___ Extrait choisi
Hydrogène, gaz départ Par CATHERINE BERNARD
ENQUÊTE
Propre, en quantité illimitée… Le H2 pourrait être la solution miracle
pour les piles des voitures électriques. S’il peine à
convaincre les constructeurs, il s’apprête en revanche à entrer
dans les maisons.
L’hydrogène
? On le croyait rangé au rayon des fausses bonnes idées, de ces projets
si révolutionnaires qu’ils ne voient finalement jamais le jour : trop
délicats à mettre en œuvre, trop coûteux ou trop dérangeants. Mais
après des années de purgatoire, voilà que ce gaz, le plus léger du
monde, revient dans l’actualité : fin janvier, Daimler, Ford,
l’alliance Renault-Nissan, BMW et Toyota confirmaient, coup sur coup,
leur intention de mettre sur le marché avant 2020 des véhicules à
hydrogène en grande série. Mais ce n’est pas tout : l’hydrogène fait
aussi tourner les têtes dans le petit monde de l’énergie, qui le
verrait bien jouer un rôle crucial dans la future transition
énergétique.
Une énergie miracle ?
Découvert par l’anglais Cavendish (et baptisé par Lavoisier),
l’hydrogène est un gaz qui fait rêver depuis des décennies. Primo, il
est très énergétique : un kilo d’hydrogène - ou, plus précisément, de
dihydrogène (H2) - libère trois fois plus d’énergie qu’un kilo
d’essence. D’où son utilisation pour propulser les fusées spatiales.
Secundo, la ressource est quasi infinie. Si l’hydrogène n’existe
quasiment pas à l’état pur, on en trouve partout. Dans l’eau (H2O),
dans les hydrocarbures, dans les organismes vivants. Et, tertio,
combiné à l’oxygène dans une pile à combustible (PAC), il peut produire
électricité, chaleur et eau. Sans dégager, donc, la moindre émission
polluante. En théorie, le H2 a donc tout pour faire rêver une
société désormais contrainte d’appauvrir drastiquement son régime en
pétrole et émissions de CO2. Las. A l’ériger, dès les
années 80, en solution miracle pour l’automobile, sans doute
a-t-on hissé la barre trop haut, trop tôt.
______
Défis –
[1] Relevez, s'il vous plaît, tous les constructeurs automobiles qui, selon l'extrait, comptent commercialiser en grande série des véhicules à hydrogène avant 2020.
[2] D'après l'extrait, combien de fois plus d'énergie un kilo de dihydrogène libère-t-il qu'un kilo d'essence ?
___ Données brutes
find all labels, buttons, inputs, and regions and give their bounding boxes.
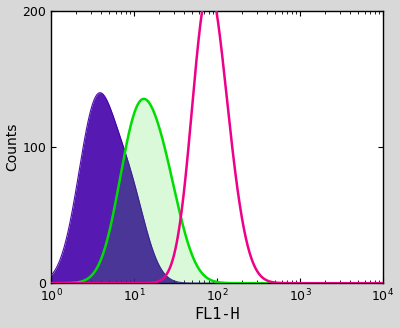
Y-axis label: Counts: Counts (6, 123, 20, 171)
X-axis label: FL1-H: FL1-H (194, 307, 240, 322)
______
Solutions détaillées –
[1] Daimler, Ford, l'alliance Renault-Nissan, BMW et Toyota.

[2] Trois fois plus.